EXERCISE DIRECTIONS:
Reproduce all records verbatim.

PROVIDED DATA:
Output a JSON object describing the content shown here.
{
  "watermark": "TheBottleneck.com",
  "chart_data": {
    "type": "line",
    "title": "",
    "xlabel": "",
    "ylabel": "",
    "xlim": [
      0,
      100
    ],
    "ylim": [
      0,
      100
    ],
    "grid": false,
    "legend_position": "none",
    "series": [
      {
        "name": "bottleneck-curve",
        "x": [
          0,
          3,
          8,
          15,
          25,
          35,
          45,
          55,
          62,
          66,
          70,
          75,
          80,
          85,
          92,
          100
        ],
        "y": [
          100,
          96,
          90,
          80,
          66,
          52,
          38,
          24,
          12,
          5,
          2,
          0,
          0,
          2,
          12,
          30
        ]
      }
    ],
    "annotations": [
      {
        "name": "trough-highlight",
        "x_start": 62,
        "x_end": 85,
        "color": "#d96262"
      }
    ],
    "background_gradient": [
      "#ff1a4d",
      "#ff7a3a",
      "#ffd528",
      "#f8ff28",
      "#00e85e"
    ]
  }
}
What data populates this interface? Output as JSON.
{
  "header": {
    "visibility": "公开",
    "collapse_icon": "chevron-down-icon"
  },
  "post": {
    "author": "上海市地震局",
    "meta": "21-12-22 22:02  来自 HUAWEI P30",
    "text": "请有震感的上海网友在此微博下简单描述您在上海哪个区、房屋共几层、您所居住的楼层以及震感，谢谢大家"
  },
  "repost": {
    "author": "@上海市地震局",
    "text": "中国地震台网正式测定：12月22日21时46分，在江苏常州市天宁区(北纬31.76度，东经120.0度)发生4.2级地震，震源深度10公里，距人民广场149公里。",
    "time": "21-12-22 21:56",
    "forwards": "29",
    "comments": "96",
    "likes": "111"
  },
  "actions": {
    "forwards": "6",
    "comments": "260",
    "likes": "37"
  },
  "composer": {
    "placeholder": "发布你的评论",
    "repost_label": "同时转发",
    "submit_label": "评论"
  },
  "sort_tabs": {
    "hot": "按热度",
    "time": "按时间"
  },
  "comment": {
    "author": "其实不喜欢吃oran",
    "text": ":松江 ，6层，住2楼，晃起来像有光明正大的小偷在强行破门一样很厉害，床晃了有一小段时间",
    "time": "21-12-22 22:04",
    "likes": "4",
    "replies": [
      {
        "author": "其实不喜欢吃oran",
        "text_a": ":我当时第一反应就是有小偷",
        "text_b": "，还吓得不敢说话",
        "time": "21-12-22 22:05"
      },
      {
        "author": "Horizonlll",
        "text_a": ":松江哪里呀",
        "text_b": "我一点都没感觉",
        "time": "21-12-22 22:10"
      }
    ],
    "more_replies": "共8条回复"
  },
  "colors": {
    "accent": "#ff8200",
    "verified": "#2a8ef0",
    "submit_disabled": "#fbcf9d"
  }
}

WRITTEN ANSWER:
Output a JSON object describing the content shown here.
{
  "watermark": "TheBottleneck.com",
  "chart_data": {
    "type": "line",
    "title": "",
    "xlabel": "",
    "ylabel": "",
    "xlim": [
      0,
      100
    ],
    "ylim": [
      0,
      100
    ],
    "grid": false,
    "legend_position": "none",
    "series": [
      {
        "name": "bottleneck-curve",
        "x": [
          0,
          3,
          8,
          15,
          25,
          35,
          45,
          55,
          62,
          66,
          70,
          75,
          80,
          85,
          92,
          100
        ],
        "y": [
          100,
          96,
          90,
          80,
          66,
          52,
          38,
          24,
          12,
          5,
          2,
          0,
          0,
          2,
          12,
          30
        ]
      }
    ],
    "annotations": [
      {
        "name": "trough-highlight",
        "x_start": 62,
        "x_end": 85,
        "color": "#d96262"
      }
    ],
    "background_gradient": [
      "#ff1a4d",
      "#ff7a3a",
      "#ffd528",
      "#f8ff28",
      "#00e85e"
    ]
  }
}
What data populates this interface? Output as JSON.
{
  "header": {
    "visibility": "公开",
    "collapse_icon": "chevron-down-icon"
  },
  "post": {
    "author": "上海市地震局",
    "meta": "21-12-22 22:02  来自 HUAWEI P30",
    "text": "请有震感的上海网友在此微博下简单描述您在上海哪个区、房屋共几层、您所居住的楼层以及震感，谢谢大家"
  },
  "repost": {
    "author": "@上海市地震局",
    "text": "中国地震台网正式测定：12月22日21时46分，在江苏常州市天宁区(北纬31.76度，东经120.0度)发生4.2级地震，震源深度10公里，距人民广场149公里。",
    "time": "21-12-22 21:56",
    "forwards": "29",
    "comments": "96",
    "likes": "111"
  },
  "actions": {
    "forwards": "6",
    "comments": "260",
    "likes": "37"
  },
  "composer": {
    "placeholder": "发布你的评论",
    "repost_label": "同时转发",
    "submit_label": "评论"
  },
  "sort_tabs": {
    "hot": "按热度",
    "time": "按时间"
  },
  "comment": {
    "author": "其实不喜欢吃oran",
    "text": ":松江 ，6层，住2楼，晃起来像有光明正大的小偷在强行破门一样很厉害，床晃了有一小段时间",
    "time": "21-12-22 22:04",
    "likes": "4",
    "replies": [
      {
        "author": "其实不喜欢吃oran",
        "text_a": ":我当时第一反应就是有小偷",
        "text_b": "，还吓得不敢说话",
        "time": "21-12-22 22:05"
      },
      {
        "author": "Horizonlll",
        "text_a": ":松江哪里呀",
        "text_b": "我一点都没感觉",
        "time": "21-12-22 22:10"
      }
    ],
    "more_replies": "共8条回复"
  },
  "colors": {
    "accent": "#ff8200",
    "verified": "#2a8ef0",
    "submit_disabled": "#fbcf9d"
  }
}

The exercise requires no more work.